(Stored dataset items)

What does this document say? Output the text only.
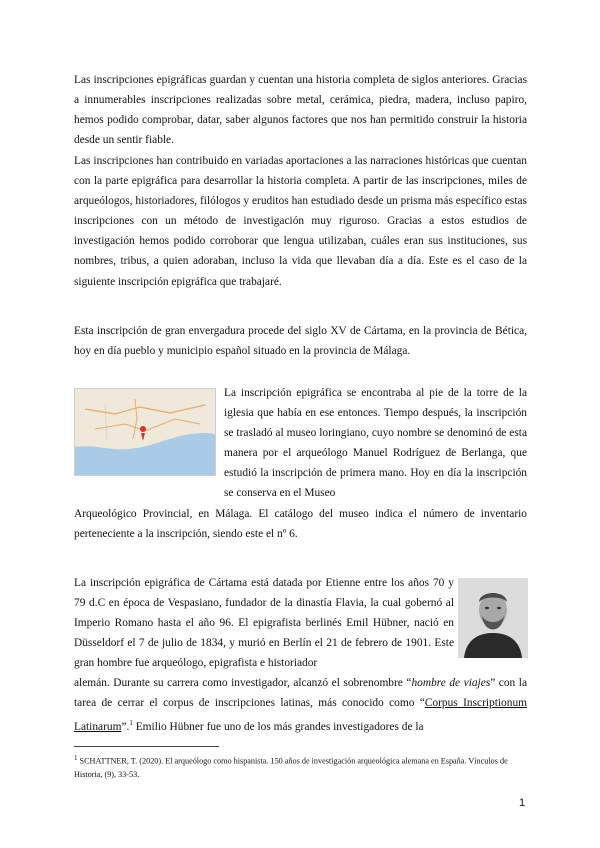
Las inscripciones epigráficas guardan y cuentan una historia completa de siglos anteriores. Gracias a innumerables inscripciones realizadas sobre metal, cerámica, piedra, madera, incluso papiro, hemos podido comprobar, datar, saber algunos factores que nos han permitido construir la historia desde un sentir fiable.

Las inscripciones han contribuido en variadas aportaciones a las narraciones históricas que cuentan con la parte epigráfica para desarrollar la historia completa. A partir de las inscripciones, miles de arqueólogos, historiadores, filólogos y eruditos han estudiado desde un prisma más específico estas inscripciones con un método de investigación muy riguroso. Gracias a estos estudios de investigación hemos podido corroborar que lengua utilizaban, cuáles eran sus instituciones, sus nombres, tribus, a quien adoraban, incluso la vida que llevaban día a día. Este es el caso de la siguiente inscripción epigráfica que trabajaré.

Esta inscripción de gran envergadura procede del siglo XV de Cártama, en la provincia de Bética, hoy en día pueblo y municipio español situado en la provincia de Málaga.

La inscripción epigráfica se encontraba al pie de la torre de la iglesia que había en ese entonces. Tiempo después, la inscripción se trasladó al museo loringiano, cuyo nombre se denominó de esta manera por el arqueólogo Manuel Rodríguez de Berlanga, que estudió la inscripción de primera mano. Hoy en día la inscripción se conserva en el Museo

Arqueológico Provincial, en Málaga. El catálogo del museo indica el número de inventario perteneciente a la inscripción, siendo este el nº 6.

La inscripción epigráfica de Cártama está datada por Etienne entre los años 70 y 79 d.C en época de Vespasiano, fundador de la dinastía Flavia, la cual gobernó al Imperio Romano hasta el año 96. El epigrafista berlinés Emil Hübner, nació en Düsseldorf el 7 de julio de 1834, y murió en Berlín el 21 de febrero de 1901. Este gran hombre fue arqueólogo, epigrafista e historiador

alemán. Durante su carrera como investigador, alcanzó el sobrenombre “hombre de viajes” con la tarea de cerrar el corpus de inscripciones latinas, más conocido como “Corpus Inscriptionum Latinarum”.$^1$ Emilio Hübner fue uno de los más grandes investigadores de la

$^1$ SCHATTNER, T. (2020). El arqueólogo como hispanista. 150 años de investigación arqueológica alemana en España. Vínculos de Historia, (9), 33-53.

1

* **Aim**
Copy each line in full and exactly, omitting any picture.

* **Solution to the problem**
What does this document say? Output the text only.
Las inscripciones epigráficas guardan y cuentan una historia completa de siglos anteriores. Gracias a innumerables inscripciones realizadas sobre metal, cerámica, piedra, madera, incluso papiro, hemos podido comprobar, datar, saber algunos factores que nos han permitido construir la historia desde un sentir fiable.

Las inscripciones han contribuido en variadas aportaciones a las narraciones históricas que cuentan con la parte epigráfica para desarrollar la historia completa. A partir de las inscripciones, miles de arqueólogos, historiadores, filólogos y eruditos han estudiado desde un prisma más específico estas inscripciones con un método de investigación muy riguroso. Gracias a estos estudios de investigación hemos podido corroborar que lengua utilizaban, cuáles eran sus instituciones, sus nombres, tribus, a quien adoraban, incluso la vida que llevaban día a día. Este es el caso de la siguiente inscripción epigráfica que trabajaré.

Esta inscripción de gran envergadura procede del siglo XV de Cártama, en la provincia de Bética, hoy en día pueblo y municipio español situado en la provincia de Málaga.

La inscripción epigráfica se encontraba al pie de la torre de la iglesia que había en ese entonces. Tiempo después, la inscripción se trasladó al museo loringiano, cuyo nombre se denominó de esta manera por el arqueólogo Manuel Rodríguez de Berlanga, que estudió la inscripción de primera mano. Hoy en día la inscripción se conserva en el Museo

Arqueológico Provincial, en Málaga. El catálogo del museo indica el número de inventario perteneciente a la inscripción, siendo este el nº 6.

La inscripción epigráfica de Cártama está datada por Etienne entre los años 70 y 79 d.C en época de Vespasiano, fundador de la dinastía Flavia, la cual gobernó al Imperio Romano hasta el año 96. El epigrafista berlinés Emil Hübner, nació en Düsseldorf el 7 de julio de 1834, y murió en Berlín el 21 de febrero de 1901. Este gran hombre fue arqueólogo, epigrafista e historiador

alemán. Durante su carrera como investigador, alcanzó el sobrenombre “hombre de viajes” con la tarea de cerrar el corpus de inscripciones latinas, más conocido como “Corpus Inscriptionum Latinarum”.$^1$ Emilio Hübner fue uno de los más grandes investigadores de la

$^1$ SCHATTNER, T. (2020). El arqueólogo como hispanista. 150 años de investigación arqueológica alemana en España. Vínculos de Historia, (9), 33-53.

1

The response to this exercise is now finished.